Start of Data shown

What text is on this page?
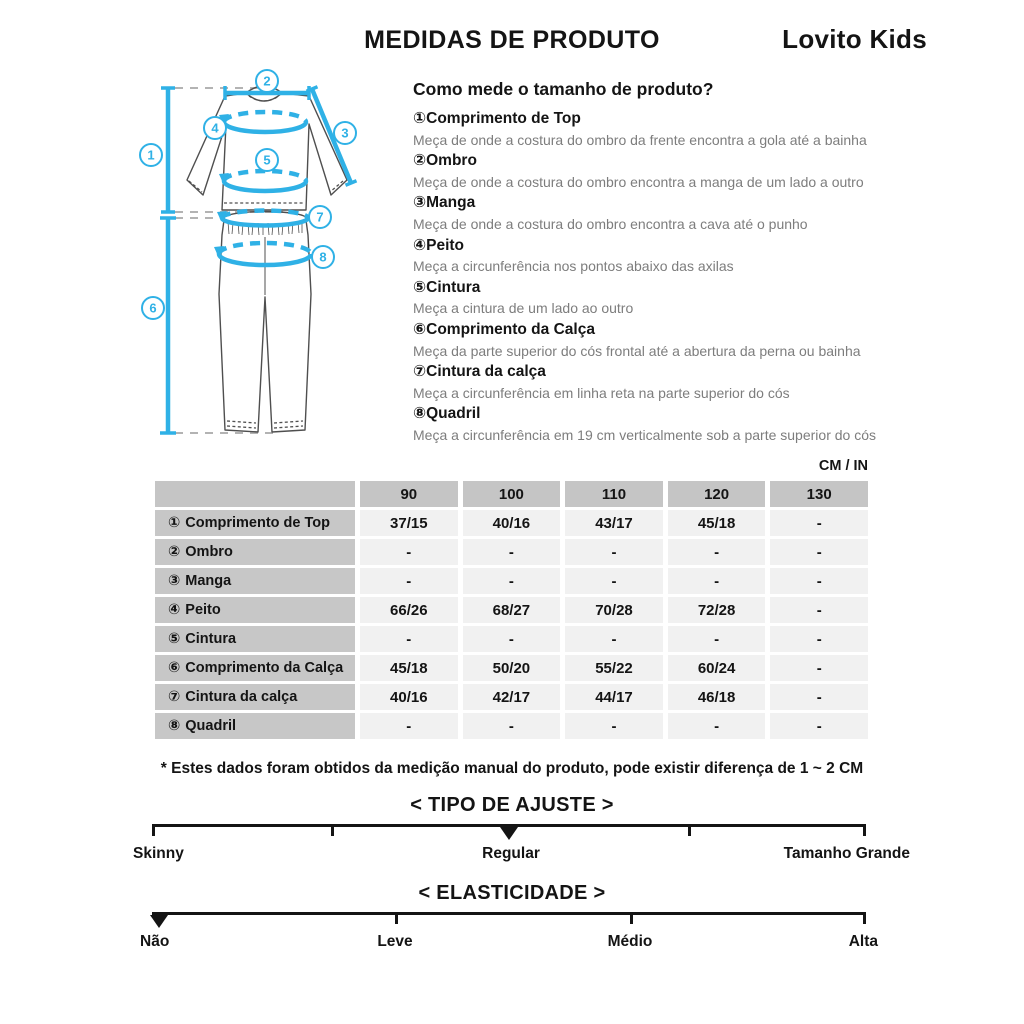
MEDIDAS DE PRODUTO	Lovito Kids
1
2
3
4
5
6
7
8
Como mede o tamanho de produto?
①Comprimento de Top
Meça de onde a costura do ombro da frente encontra a gola até a bainha
②Ombro
Meça de onde a costura do ombro encontra a manga de um lado a outro
③Manga
Meça de onde a costura do ombro encontra a cava até o punho
④Peito
Meça a circunferência nos pontos abaixo das axilas
⑤Cintura
Meça a cintura de um lado ao outro
⑥Comprimento da Calça
Meça da parte superior do cós frontal até a abertura da perna ou bainha
⑦Cintura da calça
Meça a circunferência em linha reta na parte superior do cós
⑧Quadril
Meça a circunferência em 19 cm verticalmente sob a parte superior do cós
CM / IN
90	100	110	120	130
① Comprimento de Top	37/15	40/16	43/17	45/18	-
② Ombro	-	-	-	-	-
③ Manga	-	-	-	-	-
④ Peito	66/26	68/27	70/28	72/28	-
⑤ Cintura	-	-	-	-	-
⑥ Comprimento da Calça	45/18	50/20	55/22	60/24	-
⑦ Cintura da calça	40/16	42/17	44/17	46/18	-
⑧ Quadril	-	-	-	-	-
* Estes dados foram obtidos da medição manual do produto, pode existir diferença de 1 ~ 2 CM
< TIPO DE AJUSTE >
Skinny	Regular	Tamanho Grande
< ELASTICIDADE >
Não	Leve	Médio	Alta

End of Data shown

- Exercise description -
Write out every line above exactly as it is, leaving out the pictures.

- Correct answer -
What text is on this page?
MEDIDAS DE PRODUTO	Lovito Kids
1
2
3
4
5
6
7
8
Como mede o tamanho de produto?
①Comprimento de Top
Meça de onde a costura do ombro da frente encontra a gola até a bainha
②Ombro
Meça de onde a costura do ombro encontra a manga de um lado a outro
③Manga
Meça de onde a costura do ombro encontra a cava até o punho
④Peito
Meça a circunferência nos pontos abaixo das axilas
⑤Cintura
Meça a cintura de um lado ao outro
⑥Comprimento da Calça
Meça da parte superior do cós frontal até a abertura da perna ou bainha
⑦Cintura da calça
Meça a circunferência em linha reta na parte superior do cós
⑧Quadril
Meça a circunferência em 19 cm verticalmente sob a parte superior do cós
CM / IN
90	100	110	120	130
① Comprimento de Top	37/15	40/16	43/17	45/18	-
② Ombro	-	-	-	-	-
③ Manga	-	-	-	-	-
④ Peito	66/26	68/27	70/28	72/28	-
⑤ Cintura	-	-	-	-	-
⑥ Comprimento da Calça	45/18	50/20	55/22	60/24	-
⑦ Cintura da calça	40/16	42/17	44/17	46/18	-
⑧ Quadril	-	-	-	-	-
* Estes dados foram obtidos da medição manual do produto, pode existir diferença de 1 ~ 2 CM
< TIPO DE AJUSTE >
Skinny	Regular	Tamanho Grande
< ELASTICIDADE >
Não	Leve	Médio	Alta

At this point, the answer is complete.